[Records from a dataset]
↓

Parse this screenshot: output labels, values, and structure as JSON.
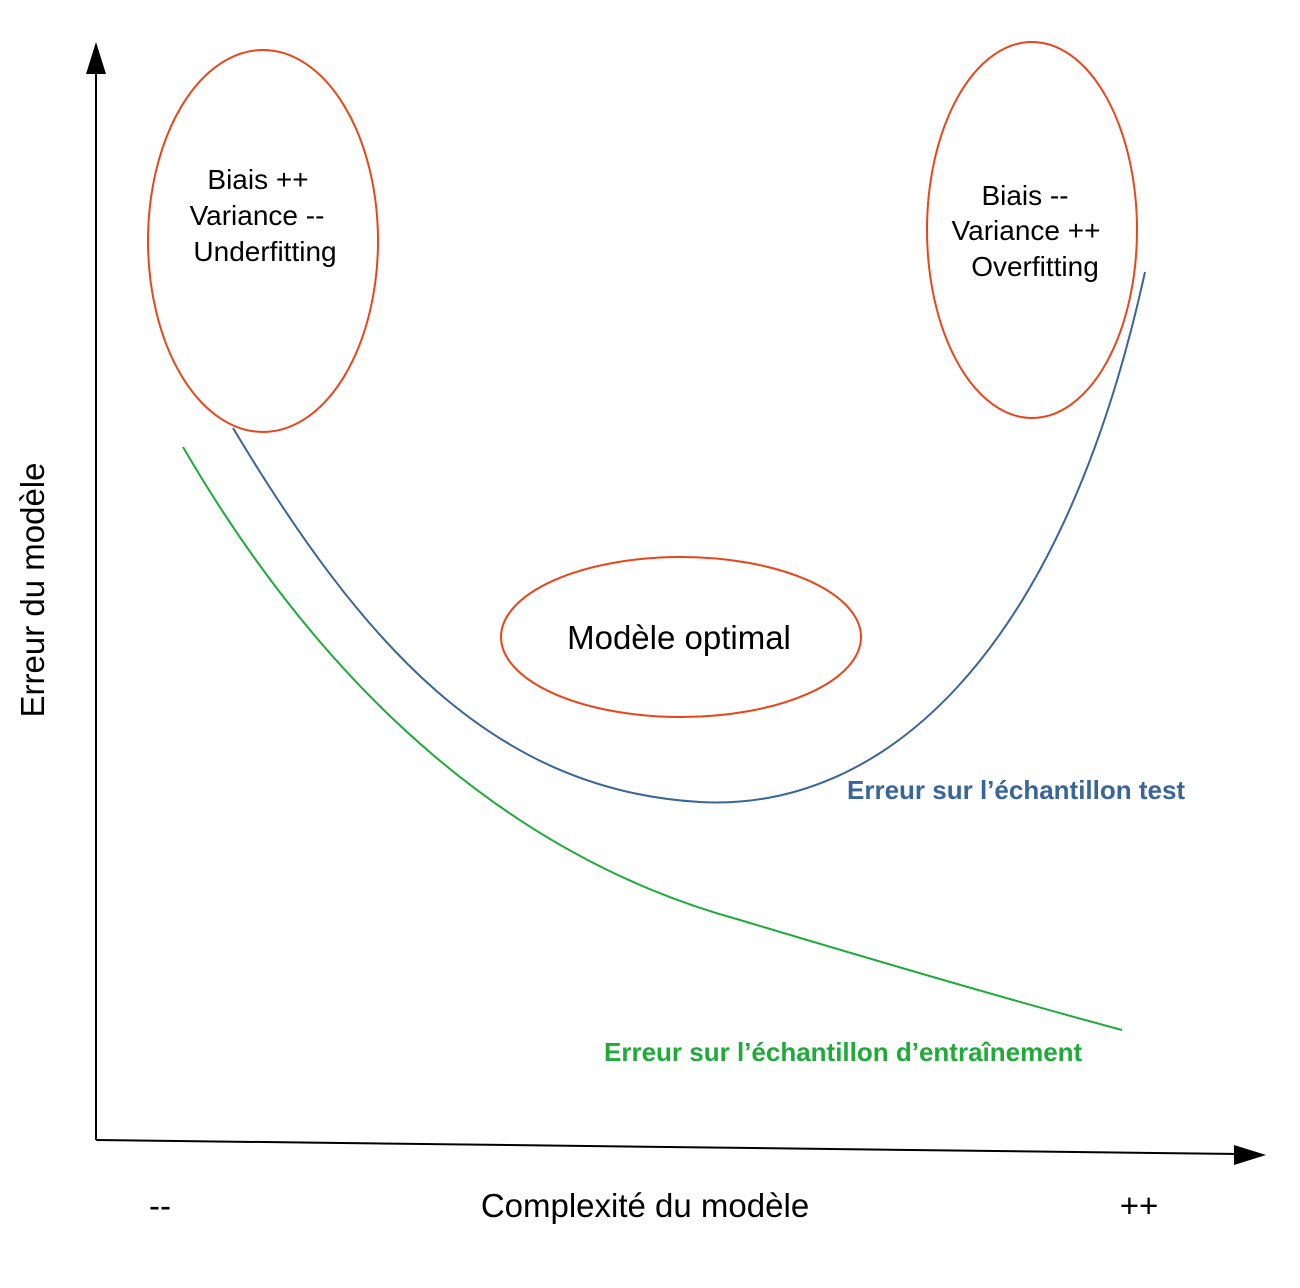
{
  "colors": {
    "axis": "#000000",
    "ellipse": "#e8461a",
    "test_curve": "#3a6598",
    "train_curve": "#1faa3a"
  },
  "axes": {
    "y_label": "Erreur du modèle",
    "x_label": "Complexité du modèle",
    "x_min_label": "--",
    "x_max_label": "++"
  },
  "regions": {
    "underfitting": {
      "line1": "Biais ++",
      "line2": "Variance --",
      "line3": "Underfitting"
    },
    "overfitting": {
      "line1": "Biais --",
      "line2": "Variance ++",
      "line3": "Overfitting"
    },
    "optimal": {
      "label": "Modèle optimal"
    }
  },
  "curves": {
    "test": {
      "label": "Erreur sur l’échantillon test"
    },
    "train": {
      "label": "Erreur sur l’échantillon d’entraînement"
    }
  }
}
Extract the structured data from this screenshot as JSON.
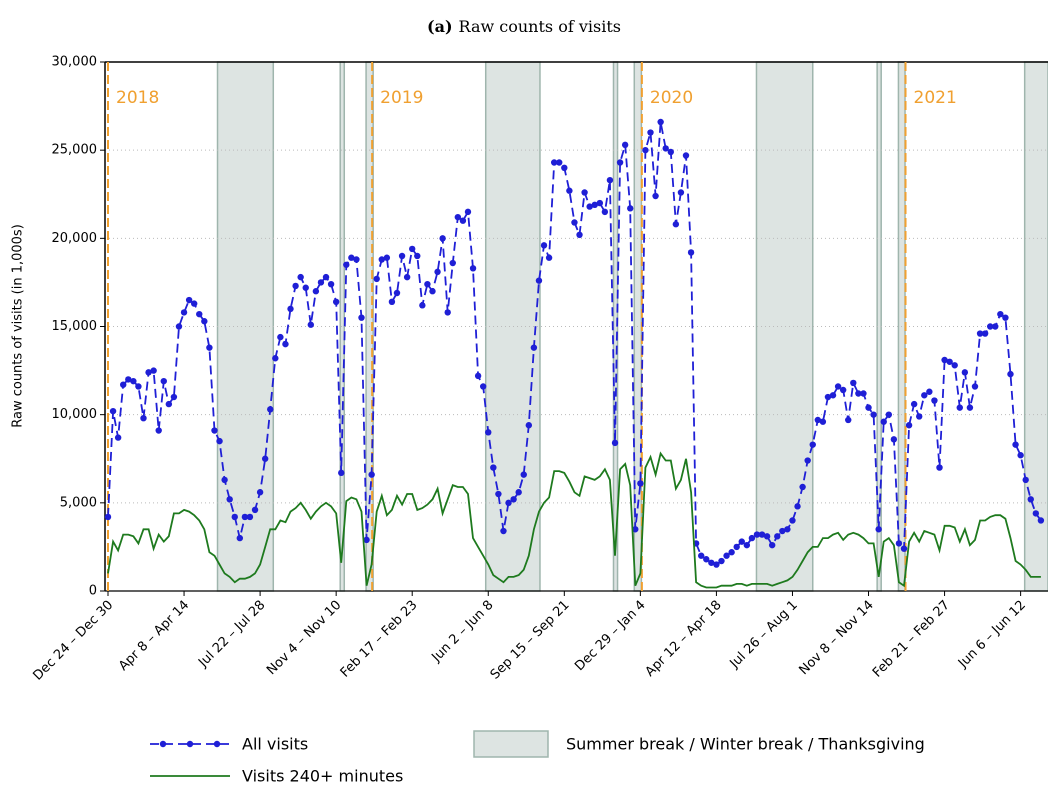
{
  "chart_data": {
    "type": "line",
    "title_prefix": "(a)",
    "title": "Raw counts of visits",
    "y_label": "Raw counts of visits (in 1,000s)",
    "categories": [
      "Dec 24 – Dec 30",
      null,
      null,
      null,
      null,
      null,
      null,
      null,
      null,
      null,
      null,
      null,
      null,
      null,
      null,
      "Apr 8 – Apr 14",
      null,
      null,
      null,
      null,
      null,
      null,
      null,
      null,
      null,
      null,
      null,
      null,
      null,
      null,
      "Jul 22 – Jul 28",
      null,
      null,
      null,
      null,
      null,
      null,
      null,
      null,
      null,
      null,
      null,
      null,
      null,
      null,
      "Nov 4 – Nov 10",
      null,
      null,
      null,
      null,
      null,
      null,
      null,
      null,
      null,
      null,
      null,
      null,
      null,
      null,
      "Feb 17 – Feb 23",
      null,
      null,
      null,
      null,
      null,
      null,
      null,
      null,
      null,
      null,
      null,
      null,
      null,
      null,
      "Jun 2 – Jun 8",
      null,
      null,
      null,
      null,
      null,
      null,
      null,
      null,
      null,
      null,
      null,
      null,
      null,
      null,
      "Sep 15 – Sep 21",
      null,
      null,
      null,
      null,
      null,
      null,
      null,
      null,
      null,
      null,
      null,
      null,
      null,
      null,
      "Dec 29 – Jan 4",
      null,
      null,
      null,
      null,
      null,
      null,
      null,
      null,
      null,
      null,
      null,
      null,
      null,
      null,
      "Apr 12 – Apr 18",
      null,
      null,
      null,
      null,
      null,
      null,
      null,
      null,
      null,
      null,
      null,
      null,
      null,
      null,
      "Jul 26 – Aug 1",
      null,
      null,
      null,
      null,
      null,
      null,
      null,
      null,
      null,
      null,
      null,
      null,
      null,
      null,
      "Nov 8 – Nov 14",
      null,
      null,
      null,
      null,
      null,
      null,
      null,
      null,
      null,
      null,
      null,
      null,
      null,
      null,
      "Feb 21 – Feb 27",
      null,
      null,
      null,
      null,
      null,
      null,
      null,
      null,
      null,
      null,
      null,
      null,
      null,
      null,
      "Jun 6 – Jun 12",
      null,
      null,
      null,
      null
    ],
    "series": [
      {
        "name": "All visits",
        "color": "#1f1fd6",
        "dashed": true,
        "markers": true,
        "values": [
          4200,
          10200,
          8700,
          11700,
          12000,
          11900,
          11600,
          9800,
          12400,
          12500,
          9100,
          11900,
          10600,
          11000,
          15000,
          15800,
          16500,
          16300,
          15700,
          15300,
          13800,
          9100,
          8500,
          6300,
          5200,
          4200,
          3000,
          4200,
          4200,
          4600,
          5600,
          7500,
          10300,
          13200,
          14400,
          14000,
          16000,
          17300,
          17800,
          17200,
          15100,
          17000,
          17500,
          17800,
          17400,
          16400,
          6700,
          18500,
          18900,
          18800,
          15500,
          2900,
          6600,
          17700,
          18800,
          18900,
          16400,
          16900,
          19000,
          17800,
          19400,
          19000,
          16200,
          17400,
          17000,
          18100,
          20000,
          15800,
          18600,
          21200,
          21000,
          21500,
          18300,
          12200,
          11600,
          9000,
          7000,
          5500,
          3400,
          5000,
          5200,
          5600,
          6600,
          9400,
          13800,
          17600,
          19600,
          18900,
          24300,
          24300,
          24000,
          22700,
          20900,
          20200,
          22600,
          21800,
          21900,
          22000,
          21500,
          23300,
          8400,
          24300,
          25300,
          21700,
          3500,
          6100,
          25000,
          26000,
          22400,
          26600,
          25100,
          24900,
          20800,
          22600,
          24700,
          19200,
          2700,
          2000,
          1800,
          1600,
          1500,
          1700,
          2000,
          2200,
          2500,
          2800,
          2600,
          3000,
          3200,
          3200,
          3100,
          2600,
          3100,
          3400,
          3500,
          4000,
          4800,
          5900,
          7400,
          8300,
          9700,
          9600,
          11000,
          11100,
          11600,
          11400,
          9700,
          11800,
          11200,
          11200,
          10400,
          10000,
          3500,
          9600,
          10000,
          8600,
          2700,
          2400,
          9400,
          10600,
          9900,
          11100,
          11300,
          10800,
          7000,
          13100,
          13000,
          12800,
          10400,
          12400,
          10400,
          11600,
          14600,
          14600,
          15000,
          15000,
          15700,
          15500,
          12300,
          8300,
          7700,
          6300,
          5200,
          4400,
          4000
        ]
      },
      {
        "name": "Visits 240+ minutes",
        "color": "#1e7a1e",
        "dashed": false,
        "markers": false,
        "values": [
          1000,
          2800,
          2300,
          3200,
          3200,
          3100,
          2700,
          3500,
          3500,
          2400,
          3200,
          2800,
          3100,
          4400,
          4400,
          4600,
          4500,
          4300,
          4000,
          3500,
          2200,
          2000,
          1500,
          1000,
          800,
          500,
          700,
          700,
          800,
          1000,
          1500,
          2500,
          3500,
          3500,
          4000,
          3900,
          4500,
          4700,
          5000,
          4600,
          4100,
          4500,
          4800,
          5000,
          4800,
          4400,
          1600,
          5100,
          5300,
          5200,
          4500,
          300,
          1500,
          4500,
          5400,
          4300,
          4600,
          5400,
          4900,
          5500,
          5500,
          4600,
          4700,
          4900,
          5200,
          5800,
          4400,
          5200,
          6000,
          5900,
          5900,
          5500,
          3000,
          2500,
          2000,
          1500,
          900,
          700,
          500,
          800,
          800,
          900,
          1200,
          2000,
          3500,
          4500,
          5000,
          5300,
          6800,
          6800,
          6700,
          6200,
          5600,
          5400,
          6500,
          6400,
          6300,
          6500,
          6900,
          6300,
          2000,
          6900,
          7200,
          6000,
          300,
          1000,
          7000,
          7600,
          6600,
          7800,
          7400,
          7400,
          5800,
          6300,
          7500,
          5600,
          500,
          300,
          200,
          200,
          200,
          300,
          300,
          300,
          400,
          400,
          300,
          400,
          400,
          400,
          400,
          300,
          400,
          500,
          600,
          800,
          1200,
          1700,
          2200,
          2500,
          2500,
          3000,
          3000,
          3200,
          3300,
          2900,
          3200,
          3300,
          3200,
          3000,
          2700,
          2700,
          800,
          2800,
          3000,
          2600,
          500,
          300,
          2800,
          3300,
          2800,
          3400,
          3300,
          3200,
          2300,
          3700,
          3700,
          3600,
          2800,
          3500,
          2600,
          2900,
          4000,
          4000,
          4200,
          4300,
          4300,
          4100,
          3000,
          1700,
          1500,
          1200,
          800,
          800,
          800
        ]
      }
    ],
    "ylim": [
      0,
      30000
    ],
    "yticks": [
      0,
      {
        "value": 5000,
        "label": "5,000"
      },
      {
        "value": 10000,
        "label": "10,000"
      },
      {
        "value": 15000,
        "label": "15,000"
      },
      {
        "value": 20000,
        "label": "20,000"
      },
      {
        "value": 25000,
        "label": "25,000"
      },
      {
        "value": 30000,
        "label": "30,000"
      }
    ],
    "grid": true,
    "shaded_spans": {
      "name": "Summer break / Winter break / Thanksgiving",
      "color": "#dde4e2",
      "edge": "#9fb5ad",
      "spans": [
        [
          21.6,
          32.6
        ],
        [
          45.8,
          46.6
        ],
        [
          50.9,
          52.3
        ],
        [
          74.5,
          85.2
        ],
        [
          99.7,
          100.5
        ],
        [
          103.8,
          105.2
        ],
        [
          127.9,
          139.0
        ],
        [
          151.7,
          152.5
        ],
        [
          155.9,
          157.2
        ],
        [
          180.8,
          185.4
        ]
      ]
    },
    "year_markers": {
      "color": "#f0a030",
      "items": [
        {
          "label": "2018",
          "x": 0
        },
        {
          "label": "2019",
          "x": 52.1
        },
        {
          "label": "2020",
          "x": 105.3
        },
        {
          "label": "2021",
          "x": 157.3
        }
      ]
    }
  }
}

↑

▶ EXERCISE: Read the lines above. Gather those in which the string "JSON" is found.

▶ COMPLETED TASK:
Parse this screenshot: output labels, values, and structure as JSON.
Extract the structured data from this screenshot as JSON.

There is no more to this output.